» Short exercise
What follows is a set of records, each of which is to be written out exactly.
>>>>
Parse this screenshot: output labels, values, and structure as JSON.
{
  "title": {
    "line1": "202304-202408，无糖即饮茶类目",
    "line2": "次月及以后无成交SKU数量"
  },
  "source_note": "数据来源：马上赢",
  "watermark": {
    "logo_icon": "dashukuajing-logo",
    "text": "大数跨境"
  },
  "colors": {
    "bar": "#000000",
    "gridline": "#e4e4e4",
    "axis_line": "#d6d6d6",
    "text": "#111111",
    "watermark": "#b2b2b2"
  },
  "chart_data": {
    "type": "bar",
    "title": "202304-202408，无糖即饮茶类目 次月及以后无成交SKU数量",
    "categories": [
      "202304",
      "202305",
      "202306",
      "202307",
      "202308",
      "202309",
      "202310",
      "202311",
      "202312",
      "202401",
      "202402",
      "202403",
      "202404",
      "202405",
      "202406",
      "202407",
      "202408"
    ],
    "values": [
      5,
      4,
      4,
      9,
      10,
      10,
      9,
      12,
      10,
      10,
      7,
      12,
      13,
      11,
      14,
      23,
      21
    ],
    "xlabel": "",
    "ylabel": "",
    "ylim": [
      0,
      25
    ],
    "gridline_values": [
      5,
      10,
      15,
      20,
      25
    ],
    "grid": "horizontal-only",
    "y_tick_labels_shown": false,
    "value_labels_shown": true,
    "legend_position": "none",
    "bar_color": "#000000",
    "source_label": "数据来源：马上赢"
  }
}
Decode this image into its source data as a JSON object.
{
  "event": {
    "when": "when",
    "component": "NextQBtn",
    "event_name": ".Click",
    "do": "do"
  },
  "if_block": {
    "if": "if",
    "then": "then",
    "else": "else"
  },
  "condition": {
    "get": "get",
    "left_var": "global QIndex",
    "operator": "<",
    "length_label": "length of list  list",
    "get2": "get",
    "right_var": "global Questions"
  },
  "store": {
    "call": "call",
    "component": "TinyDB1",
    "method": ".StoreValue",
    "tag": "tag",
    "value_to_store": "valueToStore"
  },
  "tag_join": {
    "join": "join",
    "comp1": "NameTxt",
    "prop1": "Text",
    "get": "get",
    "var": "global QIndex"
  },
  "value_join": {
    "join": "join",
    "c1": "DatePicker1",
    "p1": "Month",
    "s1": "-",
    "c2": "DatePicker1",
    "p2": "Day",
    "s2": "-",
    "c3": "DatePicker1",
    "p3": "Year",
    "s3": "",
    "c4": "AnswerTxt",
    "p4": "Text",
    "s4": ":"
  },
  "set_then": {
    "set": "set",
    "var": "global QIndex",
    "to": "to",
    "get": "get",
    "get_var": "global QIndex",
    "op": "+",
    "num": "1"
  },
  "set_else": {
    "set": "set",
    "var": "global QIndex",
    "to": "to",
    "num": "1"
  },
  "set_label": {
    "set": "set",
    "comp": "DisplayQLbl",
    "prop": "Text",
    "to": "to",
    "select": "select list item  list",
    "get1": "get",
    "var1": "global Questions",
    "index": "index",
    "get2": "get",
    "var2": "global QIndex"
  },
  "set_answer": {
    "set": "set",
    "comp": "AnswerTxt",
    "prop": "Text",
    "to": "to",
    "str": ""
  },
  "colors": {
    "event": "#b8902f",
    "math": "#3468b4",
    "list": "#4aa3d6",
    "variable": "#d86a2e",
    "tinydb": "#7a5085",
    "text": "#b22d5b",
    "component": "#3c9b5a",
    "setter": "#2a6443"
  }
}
<<<<
» Solved exercise
Parse this screenshot: output labels, values, and structure as JSON.
{
  "title": {
    "line1": "202304-202408，无糖即饮茶类目",
    "line2": "次月及以后无成交SKU数量"
  },
  "source_note": "数据来源：马上赢",
  "watermark": {
    "logo_icon": "dashukuajing-logo",
    "text": "大数跨境"
  },
  "colors": {
    "bar": "#000000",
    "gridline": "#e4e4e4",
    "axis_line": "#d6d6d6",
    "text": "#111111",
    "watermark": "#b2b2b2"
  },
  "chart_data": {
    "type": "bar",
    "title": "202304-202408，无糖即饮茶类目 次月及以后无成交SKU数量",
    "categories": [
      "202304",
      "202305",
      "202306",
      "202307",
      "202308",
      "202309",
      "202310",
      "202311",
      "202312",
      "202401",
      "202402",
      "202403",
      "202404",
      "202405",
      "202406",
      "202407",
      "202408"
    ],
    "values": [
      5,
      4,
      4,
      9,
      10,
      10,
      9,
      12,
      10,
      10,
      7,
      12,
      13,
      11,
      14,
      23,
      21
    ],
    "xlabel": "",
    "ylabel": "",
    "ylim": [
      0,
      25
    ],
    "gridline_values": [
      5,
      10,
      15,
      20,
      25
    ],
    "grid": "horizontal-only",
    "y_tick_labels_shown": false,
    "value_labels_shown": true,
    "legend_position": "none",
    "bar_color": "#000000",
    "source_label": "数据来源：马上赢"
  }
}
Decode this image into its source data as a JSON object.
{
  "event": {
    "when": "when",
    "component": "NextQBtn",
    "event_name": ".Click",
    "do": "do"
  },
  "if_block": {
    "if": "if",
    "then": "then",
    "else": "else"
  },
  "condition": {
    "get": "get",
    "left_var": "global QIndex",
    "operator": "<",
    "length_label": "length of list  list",
    "get2": "get",
    "right_var": "global Questions"
  },
  "store": {
    "call": "call",
    "component": "TinyDB1",
    "method": ".StoreValue",
    "tag": "tag",
    "value_to_store": "valueToStore"
  },
  "tag_join": {
    "join": "join",
    "comp1": "NameTxt",
    "prop1": "Text",
    "get": "get",
    "var": "global QIndex"
  },
  "value_join": {
    "join": "join",
    "c1": "DatePicker1",
    "p1": "Month",
    "s1": "-",
    "c2": "DatePicker1",
    "p2": "Day",
    "s2": "-",
    "c3": "DatePicker1",
    "p3": "Year",
    "s3": "",
    "c4": "AnswerTxt",
    "p4": "Text",
    "s4": ":"
  },
  "set_then": {
    "set": "set",
    "var": "global QIndex",
    "to": "to",
    "get": "get",
    "get_var": "global QIndex",
    "op": "+",
    "num": "1"
  },
  "set_else": {
    "set": "set",
    "var": "global QIndex",
    "to": "to",
    "num": "1"
  },
  "set_label": {
    "set": "set",
    "comp": "DisplayQLbl",
    "prop": "Text",
    "to": "to",
    "select": "select list item  list",
    "get1": "get",
    "var1": "global Questions",
    "index": "index",
    "get2": "get",
    "var2": "global QIndex"
  },
  "set_answer": {
    "set": "set",
    "comp": "AnswerTxt",
    "prop": "Text",
    "to": "to",
    "str": ""
  },
  "colors": {
    "event": "#b8902f",
    "math": "#3468b4",
    "list": "#4aa3d6",
    "variable": "#d86a2e",
    "tinydb": "#7a5085",
    "text": "#b22d5b",
    "component": "#3c9b5a",
    "setter": "#2a6443"
  }
}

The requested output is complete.